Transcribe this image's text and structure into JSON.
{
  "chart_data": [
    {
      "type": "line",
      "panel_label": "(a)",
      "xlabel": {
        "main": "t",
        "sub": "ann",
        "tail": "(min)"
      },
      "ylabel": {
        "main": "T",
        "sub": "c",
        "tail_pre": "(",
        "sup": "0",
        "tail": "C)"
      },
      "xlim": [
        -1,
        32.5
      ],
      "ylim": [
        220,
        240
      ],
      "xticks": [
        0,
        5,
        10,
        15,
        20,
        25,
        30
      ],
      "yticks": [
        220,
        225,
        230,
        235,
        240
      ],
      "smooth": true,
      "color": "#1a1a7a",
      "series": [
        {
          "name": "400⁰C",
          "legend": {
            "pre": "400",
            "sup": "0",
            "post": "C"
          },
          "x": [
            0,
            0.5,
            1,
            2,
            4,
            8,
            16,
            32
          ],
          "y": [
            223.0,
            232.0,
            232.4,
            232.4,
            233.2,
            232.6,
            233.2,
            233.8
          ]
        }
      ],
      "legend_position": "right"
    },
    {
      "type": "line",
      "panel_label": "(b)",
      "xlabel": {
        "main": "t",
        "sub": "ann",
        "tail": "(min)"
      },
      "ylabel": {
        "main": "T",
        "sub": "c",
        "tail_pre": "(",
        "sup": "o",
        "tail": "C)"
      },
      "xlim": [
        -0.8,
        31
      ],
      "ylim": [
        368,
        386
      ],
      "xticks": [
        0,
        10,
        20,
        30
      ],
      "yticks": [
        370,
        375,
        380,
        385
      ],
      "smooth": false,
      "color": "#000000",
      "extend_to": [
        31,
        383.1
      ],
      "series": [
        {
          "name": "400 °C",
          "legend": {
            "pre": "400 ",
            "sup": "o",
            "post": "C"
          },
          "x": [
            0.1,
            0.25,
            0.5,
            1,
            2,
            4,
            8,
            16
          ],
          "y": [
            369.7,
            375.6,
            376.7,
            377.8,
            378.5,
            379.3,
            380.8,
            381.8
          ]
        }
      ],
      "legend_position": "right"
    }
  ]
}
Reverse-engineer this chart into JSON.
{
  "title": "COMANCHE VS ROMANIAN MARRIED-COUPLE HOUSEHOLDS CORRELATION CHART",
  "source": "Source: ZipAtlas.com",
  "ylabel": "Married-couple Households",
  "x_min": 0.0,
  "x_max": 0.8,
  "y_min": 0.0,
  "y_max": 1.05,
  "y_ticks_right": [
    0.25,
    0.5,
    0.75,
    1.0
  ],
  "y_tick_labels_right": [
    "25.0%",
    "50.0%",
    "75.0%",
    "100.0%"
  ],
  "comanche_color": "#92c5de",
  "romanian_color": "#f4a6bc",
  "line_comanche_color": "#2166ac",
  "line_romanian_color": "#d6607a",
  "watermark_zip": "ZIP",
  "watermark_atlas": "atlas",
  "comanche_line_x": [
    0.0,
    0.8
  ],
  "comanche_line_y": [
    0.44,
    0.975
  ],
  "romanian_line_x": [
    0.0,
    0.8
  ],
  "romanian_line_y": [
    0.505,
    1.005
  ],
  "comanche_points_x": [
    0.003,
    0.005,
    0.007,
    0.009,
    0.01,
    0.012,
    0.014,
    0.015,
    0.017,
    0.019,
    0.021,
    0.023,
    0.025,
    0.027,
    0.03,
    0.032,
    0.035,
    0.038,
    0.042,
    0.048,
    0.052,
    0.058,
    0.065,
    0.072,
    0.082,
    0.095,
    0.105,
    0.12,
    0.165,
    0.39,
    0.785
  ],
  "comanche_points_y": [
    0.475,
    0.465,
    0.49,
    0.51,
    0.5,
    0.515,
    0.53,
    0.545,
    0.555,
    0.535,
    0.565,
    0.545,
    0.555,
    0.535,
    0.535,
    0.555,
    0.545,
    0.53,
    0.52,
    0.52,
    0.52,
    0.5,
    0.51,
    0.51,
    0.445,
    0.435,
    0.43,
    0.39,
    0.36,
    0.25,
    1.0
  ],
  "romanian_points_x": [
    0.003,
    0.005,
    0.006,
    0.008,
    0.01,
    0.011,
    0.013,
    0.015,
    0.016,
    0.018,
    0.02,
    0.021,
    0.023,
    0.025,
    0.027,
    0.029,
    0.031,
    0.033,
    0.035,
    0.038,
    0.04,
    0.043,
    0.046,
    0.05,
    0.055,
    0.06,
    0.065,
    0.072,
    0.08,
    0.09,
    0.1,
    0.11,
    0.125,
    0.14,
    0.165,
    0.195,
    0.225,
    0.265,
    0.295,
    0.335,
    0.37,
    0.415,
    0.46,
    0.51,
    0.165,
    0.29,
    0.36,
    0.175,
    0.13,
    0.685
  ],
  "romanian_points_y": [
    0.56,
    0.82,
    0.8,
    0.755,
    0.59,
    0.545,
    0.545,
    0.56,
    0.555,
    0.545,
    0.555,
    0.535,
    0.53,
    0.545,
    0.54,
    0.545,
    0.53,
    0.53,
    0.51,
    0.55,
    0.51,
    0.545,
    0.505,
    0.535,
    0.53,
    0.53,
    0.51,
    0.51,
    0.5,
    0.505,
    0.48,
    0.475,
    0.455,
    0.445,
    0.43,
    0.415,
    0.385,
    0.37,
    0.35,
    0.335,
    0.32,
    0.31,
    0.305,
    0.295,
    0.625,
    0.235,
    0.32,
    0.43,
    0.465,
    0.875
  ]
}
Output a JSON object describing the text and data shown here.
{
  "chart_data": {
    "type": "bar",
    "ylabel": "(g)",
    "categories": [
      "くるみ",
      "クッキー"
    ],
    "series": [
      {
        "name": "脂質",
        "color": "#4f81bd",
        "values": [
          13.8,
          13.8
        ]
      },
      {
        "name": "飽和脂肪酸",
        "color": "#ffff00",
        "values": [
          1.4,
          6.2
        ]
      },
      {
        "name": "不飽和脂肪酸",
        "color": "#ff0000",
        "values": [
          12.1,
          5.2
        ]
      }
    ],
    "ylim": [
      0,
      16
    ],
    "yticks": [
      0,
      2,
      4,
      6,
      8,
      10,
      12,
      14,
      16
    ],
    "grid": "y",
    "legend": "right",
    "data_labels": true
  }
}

━━━

▶ Required work: Quote the material exactly, leaving nothing out.

▶ Solved problem:
Transcribe this image's text and structure into JSON.
{
  "chart_data": [
    {
      "type": "line",
      "panel_label": "(a)",
      "xlabel": {
        "main": "t",
        "sub": "ann",
        "tail": "(min)"
      },
      "ylabel": {
        "main": "T",
        "sub": "c",
        "tail_pre": "(",
        "sup": "0",
        "tail": "C)"
      },
      "xlim": [
        -1,
        32.5
      ],
      "ylim": [
        220,
        240
      ],
      "xticks": [
        0,
        5,
        10,
        15,
        20,
        25,
        30
      ],
      "yticks": [
        220,
        225,
        230,
        235,
        240
      ],
      "smooth": true,
      "color": "#1a1a7a",
      "series": [
        {
          "name": "400⁰C",
          "legend": {
            "pre": "400",
            "sup": "0",
            "post": "C"
          },
          "x": [
            0,
            0.5,
            1,
            2,
            4,
            8,
            16,
            32
          ],
          "y": [
            223.0,
            232.0,
            232.4,
            232.4,
            233.2,
            232.6,
            233.2,
            233.8
          ]
        }
      ],
      "legend_position": "right"
    },
    {
      "type": "line",
      "panel_label": "(b)",
      "xlabel": {
        "main": "t",
        "sub": "ann",
        "tail": "(min)"
      },
      "ylabel": {
        "main": "T",
        "sub": "c",
        "tail_pre": "(",
        "sup": "o",
        "tail": "C)"
      },
      "xlim": [
        -0.8,
        31
      ],
      "ylim": [
        368,
        386
      ],
      "xticks": [
        0,
        10,
        20,
        30
      ],
      "yticks": [
        370,
        375,
        380,
        385
      ],
      "smooth": false,
      "color": "#000000",
      "extend_to": [
        31,
        383.1
      ],
      "series": [
        {
          "name": "400 °C",
          "legend": {
            "pre": "400 ",
            "sup": "o",
            "post": "C"
          },
          "x": [
            0.1,
            0.25,
            0.5,
            1,
            2,
            4,
            8,
            16
          ],
          "y": [
            369.7,
            375.6,
            376.7,
            377.8,
            378.5,
            379.3,
            380.8,
            381.8
          ]
        }
      ],
      "legend_position": "right"
    }
  ]
}
Reverse-engineer this chart into JSON.
{
  "title": "COMANCHE VS ROMANIAN MARRIED-COUPLE HOUSEHOLDS CORRELATION CHART",
  "source": "Source: ZipAtlas.com",
  "ylabel": "Married-couple Households",
  "x_min": 0.0,
  "x_max": 0.8,
  "y_min": 0.0,
  "y_max": 1.05,
  "y_ticks_right": [
    0.25,
    0.5,
    0.75,
    1.0
  ],
  "y_tick_labels_right": [
    "25.0%",
    "50.0%",
    "75.0%",
    "100.0%"
  ],
  "comanche_color": "#92c5de",
  "romanian_color": "#f4a6bc",
  "line_comanche_color": "#2166ac",
  "line_romanian_color": "#d6607a",
  "watermark_zip": "ZIP",
  "watermark_atlas": "atlas",
  "comanche_line_x": [
    0.0,
    0.8
  ],
  "comanche_line_y": [
    0.44,
    0.975
  ],
  "romanian_line_x": [
    0.0,
    0.8
  ],
  "romanian_line_y": [
    0.505,
    1.005
  ],
  "comanche_points_x": [
    0.003,
    0.005,
    0.007,
    0.009,
    0.01,
    0.012,
    0.014,
    0.015,
    0.017,
    0.019,
    0.021,
    0.023,
    0.025,
    0.027,
    0.03,
    0.032,
    0.035,
    0.038,
    0.042,
    0.048,
    0.052,
    0.058,
    0.065,
    0.072,
    0.082,
    0.095,
    0.105,
    0.12,
    0.165,
    0.39,
    0.785
  ],
  "comanche_points_y": [
    0.475,
    0.465,
    0.49,
    0.51,
    0.5,
    0.515,
    0.53,
    0.545,
    0.555,
    0.535,
    0.565,
    0.545,
    0.555,
    0.535,
    0.535,
    0.555,
    0.545,
    0.53,
    0.52,
    0.52,
    0.52,
    0.5,
    0.51,
    0.51,
    0.445,
    0.435,
    0.43,
    0.39,
    0.36,
    0.25,
    1.0
  ],
  "romanian_points_x": [
    0.003,
    0.005,
    0.006,
    0.008,
    0.01,
    0.011,
    0.013,
    0.015,
    0.016,
    0.018,
    0.02,
    0.021,
    0.023,
    0.025,
    0.027,
    0.029,
    0.031,
    0.033,
    0.035,
    0.038,
    0.04,
    0.043,
    0.046,
    0.05,
    0.055,
    0.06,
    0.065,
    0.072,
    0.08,
    0.09,
    0.1,
    0.11,
    0.125,
    0.14,
    0.165,
    0.195,
    0.225,
    0.265,
    0.295,
    0.335,
    0.37,
    0.415,
    0.46,
    0.51,
    0.165,
    0.29,
    0.36,
    0.175,
    0.13,
    0.685
  ],
  "romanian_points_y": [
    0.56,
    0.82,
    0.8,
    0.755,
    0.59,
    0.545,
    0.545,
    0.56,
    0.555,
    0.545,
    0.555,
    0.535,
    0.53,
    0.545,
    0.54,
    0.545,
    0.53,
    0.53,
    0.51,
    0.55,
    0.51,
    0.545,
    0.505,
    0.535,
    0.53,
    0.53,
    0.51,
    0.51,
    0.5,
    0.505,
    0.48,
    0.475,
    0.455,
    0.445,
    0.43,
    0.415,
    0.385,
    0.37,
    0.35,
    0.335,
    0.32,
    0.31,
    0.305,
    0.295,
    0.625,
    0.235,
    0.32,
    0.43,
    0.465,
    0.875
  ]
}
Output a JSON object describing the text and data shown here.
{
  "chart_data": {
    "type": "bar",
    "ylabel": "(g)",
    "categories": [
      "くるみ",
      "クッキー"
    ],
    "series": [
      {
        "name": "脂質",
        "color": "#4f81bd",
        "values": [
          13.8,
          13.8
        ]
      },
      {
        "name": "飽和脂肪酸",
        "color": "#ffff00",
        "values": [
          1.4,
          6.2
        ]
      },
      {
        "name": "不飽和脂肪酸",
        "color": "#ff0000",
        "values": [
          12.1,
          5.2
        ]
      }
    ],
    "ylim": [
      0,
      16
    ],
    "yticks": [
      0,
      2,
      4,
      6,
      8,
      10,
      12,
      14,
      16
    ],
    "grid": "y",
    "legend": "right",
    "data_labels": true
  }
}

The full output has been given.